Your goal:
Each entry must be given again exactly; images do not belong in the copy.

Data for the task:
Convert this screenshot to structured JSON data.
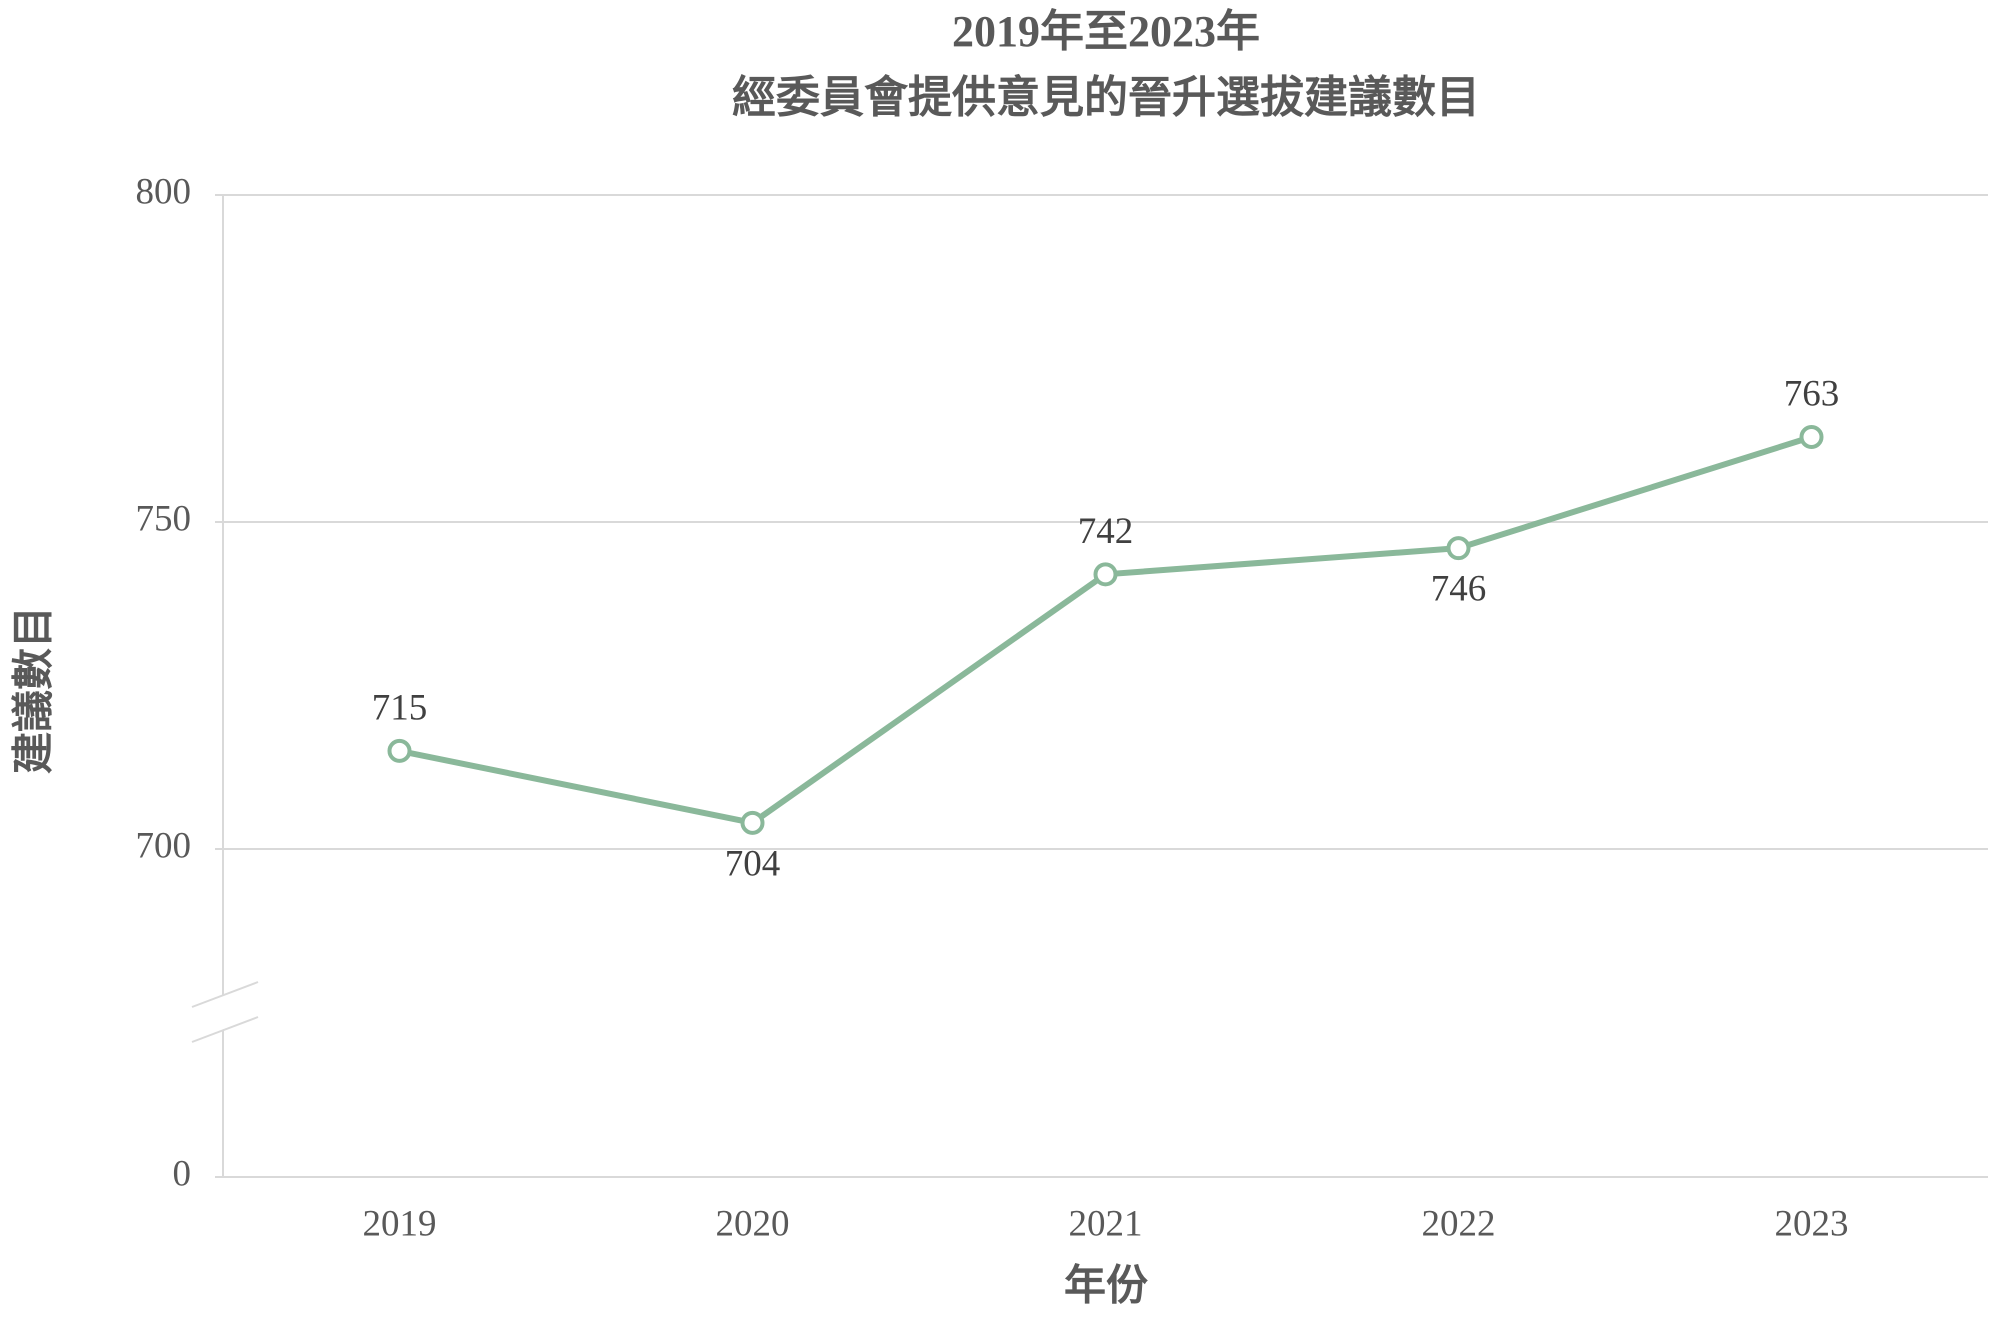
{
  "chart_data": {
    "type": "line",
    "title": [
      "2019年至2023年",
      "經委員會提供意見的晉升選拔建議數目"
    ],
    "x_label": "年份",
    "y_label": "建議數目",
    "categories": [
      "2019",
      "2020",
      "2021",
      "2022",
      "2023"
    ],
    "values": [
      715,
      704,
      742,
      746,
      763
    ],
    "value_label_position": [
      "above",
      "below",
      "above",
      "below",
      "above"
    ],
    "color": "#8ab89a",
    "ylim": [
      0,
      800
    ],
    "y_break": [
      0,
      700
    ],
    "yticks": [
      0,
      700,
      750,
      800
    ],
    "grid": true
  }
}
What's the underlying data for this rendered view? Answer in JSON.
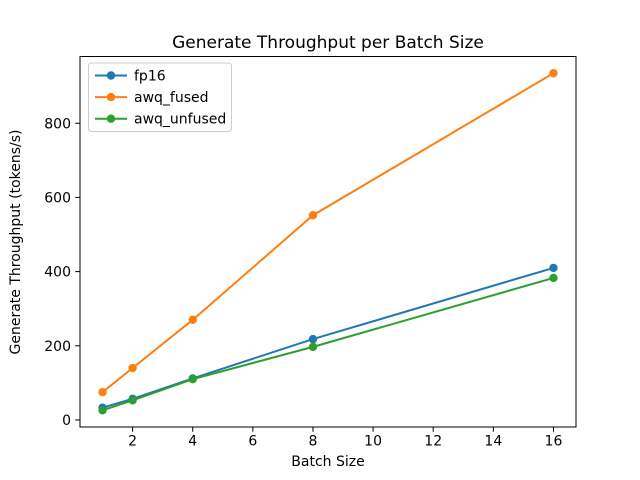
{
  "figure": {
    "background": "#ffffff"
  },
  "chart_data": {
    "type": "line",
    "title": "Generate Throughput per Batch Size",
    "xlabel": "Batch Size",
    "ylabel": "Generate Throughput (tokens/s)",
    "x": [
      1,
      2,
      4,
      8,
      16
    ],
    "series": [
      {
        "name": "fp16",
        "color": "#1f77b4",
        "values": [
          33,
          57,
          112,
          218,
          410
        ]
      },
      {
        "name": "awq_fused",
        "color": "#ff7f0e",
        "values": [
          75,
          140,
          270,
          552,
          935
        ]
      },
      {
        "name": "awq_unfused",
        "color": "#2ca02c",
        "values": [
          26,
          53,
          110,
          197,
          383
        ]
      }
    ],
    "x_ticks": [
      2,
      4,
      6,
      8,
      10,
      12,
      14,
      16
    ],
    "y_ticks": [
      0,
      200,
      400,
      600,
      800
    ],
    "xlim": [
      0.25,
      16.75
    ],
    "ylim": [
      -19,
      980
    ],
    "grid": false,
    "legend_position": "upper left",
    "marker": "circle",
    "axis_color": "#000000",
    "legend_border_color": "#cccccc"
  }
}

Solution below:
Convert this screenshot to structured JSON data.
{
  "chart_data": {
    "type": "line",
    "title": [
      "2019年至2023年",
      "經委員會提供意見的晉升選拔建議數目"
    ],
    "x_label": "年份",
    "y_label": "建議數目",
    "categories": [
      "2019",
      "2020",
      "2021",
      "2022",
      "2023"
    ],
    "values": [
      715,
      704,
      742,
      746,
      763
    ],
    "value_label_position": [
      "above",
      "below",
      "above",
      "below",
      "above"
    ],
    "color": "#8ab89a",
    "ylim": [
      0,
      800
    ],
    "y_break": [
      0,
      700
    ],
    "yticks": [
      0,
      700,
      750,
      800
    ],
    "grid": true
  }
}
What's the underlying data for this rendered view? Answer in JSON.
{
  "figure": {
    "background": "#ffffff"
  },
  "chart_data": {
    "type": "line",
    "title": "Generate Throughput per Batch Size",
    "xlabel": "Batch Size",
    "ylabel": "Generate Throughput (tokens/s)",
    "x": [
      1,
      2,
      4,
      8,
      16
    ],
    "series": [
      {
        "name": "fp16",
        "color": "#1f77b4",
        "values": [
          33,
          57,
          112,
          218,
          410
        ]
      },
      {
        "name": "awq_fused",
        "color": "#ff7f0e",
        "values": [
          75,
          140,
          270,
          552,
          935
        ]
      },
      {
        "name": "awq_unfused",
        "color": "#2ca02c",
        "values": [
          26,
          53,
          110,
          197,
          383
        ]
      }
    ],
    "x_ticks": [
      2,
      4,
      6,
      8,
      10,
      12,
      14,
      16
    ],
    "y_ticks": [
      0,
      200,
      400,
      600,
      800
    ],
    "xlim": [
      0.25,
      16.75
    ],
    "ylim": [
      -19,
      980
    ],
    "grid": false,
    "legend_position": "upper left",
    "marker": "circle",
    "axis_color": "#000000",
    "legend_border_color": "#cccccc"
  }
}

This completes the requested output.